▶ **THE REQUEST**
Return each line of the records with nothing changed, pictures excepted.

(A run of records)

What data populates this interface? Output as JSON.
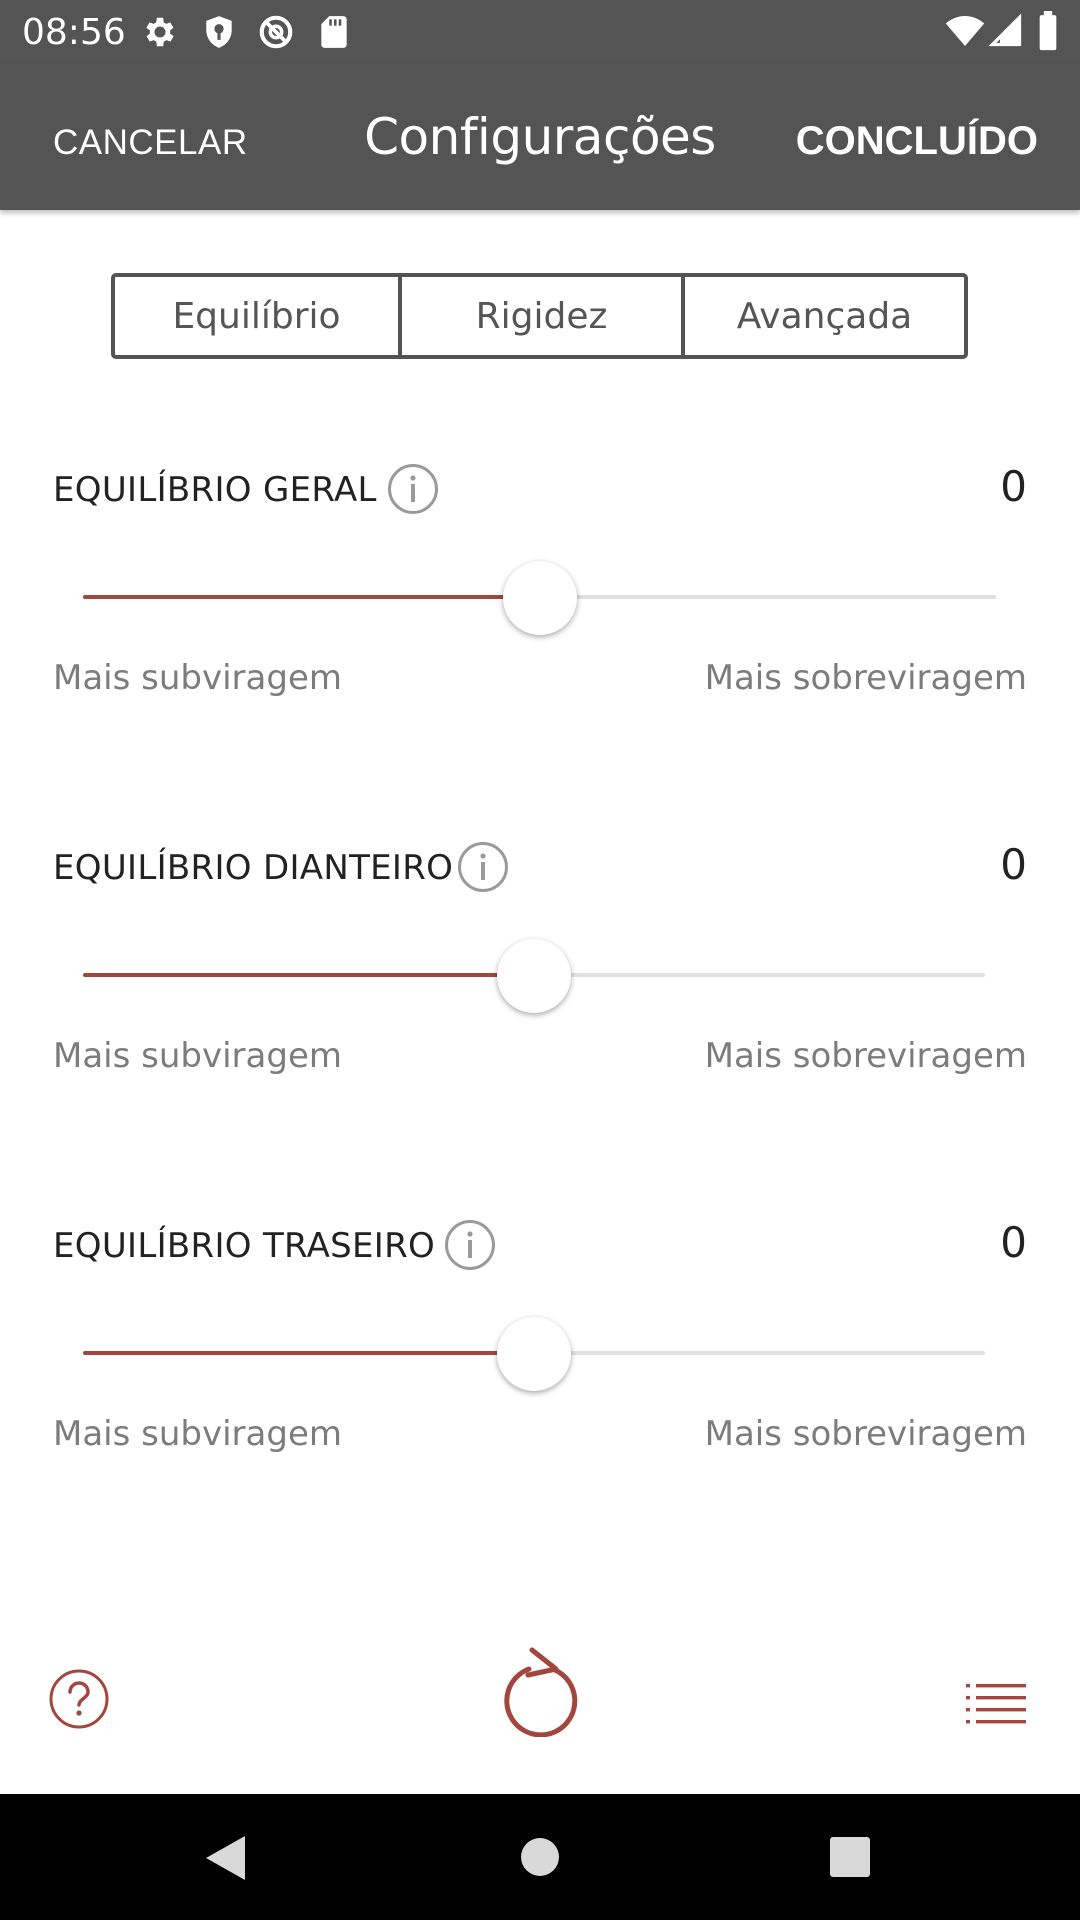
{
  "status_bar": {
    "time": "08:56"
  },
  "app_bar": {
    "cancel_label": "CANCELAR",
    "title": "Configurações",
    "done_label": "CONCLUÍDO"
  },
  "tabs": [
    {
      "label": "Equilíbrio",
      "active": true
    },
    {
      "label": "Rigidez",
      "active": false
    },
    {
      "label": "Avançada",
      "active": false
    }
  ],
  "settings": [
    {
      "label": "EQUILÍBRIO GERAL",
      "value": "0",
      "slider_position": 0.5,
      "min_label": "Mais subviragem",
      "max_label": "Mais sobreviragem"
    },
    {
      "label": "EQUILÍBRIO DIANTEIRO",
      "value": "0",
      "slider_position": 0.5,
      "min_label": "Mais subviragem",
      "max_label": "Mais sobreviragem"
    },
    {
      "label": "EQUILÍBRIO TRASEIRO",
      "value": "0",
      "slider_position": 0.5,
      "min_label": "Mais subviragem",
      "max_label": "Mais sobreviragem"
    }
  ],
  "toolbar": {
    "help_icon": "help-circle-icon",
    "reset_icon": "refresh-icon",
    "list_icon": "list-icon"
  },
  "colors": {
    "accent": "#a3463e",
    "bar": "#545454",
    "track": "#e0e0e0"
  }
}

▶ **FULL RESPONSE**
What data populates this interface? Output as JSON.
{
  "status_bar": {
    "time": "08:56"
  },
  "app_bar": {
    "cancel_label": "CANCELAR",
    "title": "Configurações",
    "done_label": "CONCLUÍDO"
  },
  "tabs": [
    {
      "label": "Equilíbrio",
      "active": true
    },
    {
      "label": "Rigidez",
      "active": false
    },
    {
      "label": "Avançada",
      "active": false
    }
  ],
  "settings": [
    {
      "label": "EQUILÍBRIO GERAL",
      "value": "0",
      "slider_position": 0.5,
      "min_label": "Mais subviragem",
      "max_label": "Mais sobreviragem"
    },
    {
      "label": "EQUILÍBRIO DIANTEIRO",
      "value": "0",
      "slider_position": 0.5,
      "min_label": "Mais subviragem",
      "max_label": "Mais sobreviragem"
    },
    {
      "label": "EQUILÍBRIO TRASEIRO",
      "value": "0",
      "slider_position": 0.5,
      "min_label": "Mais subviragem",
      "max_label": "Mais sobreviragem"
    }
  ],
  "toolbar": {
    "help_icon": "help-circle-icon",
    "reset_icon": "refresh-icon",
    "list_icon": "list-icon"
  },
  "colors": {
    "accent": "#a3463e",
    "bar": "#545454",
    "track": "#e0e0e0"
  }
}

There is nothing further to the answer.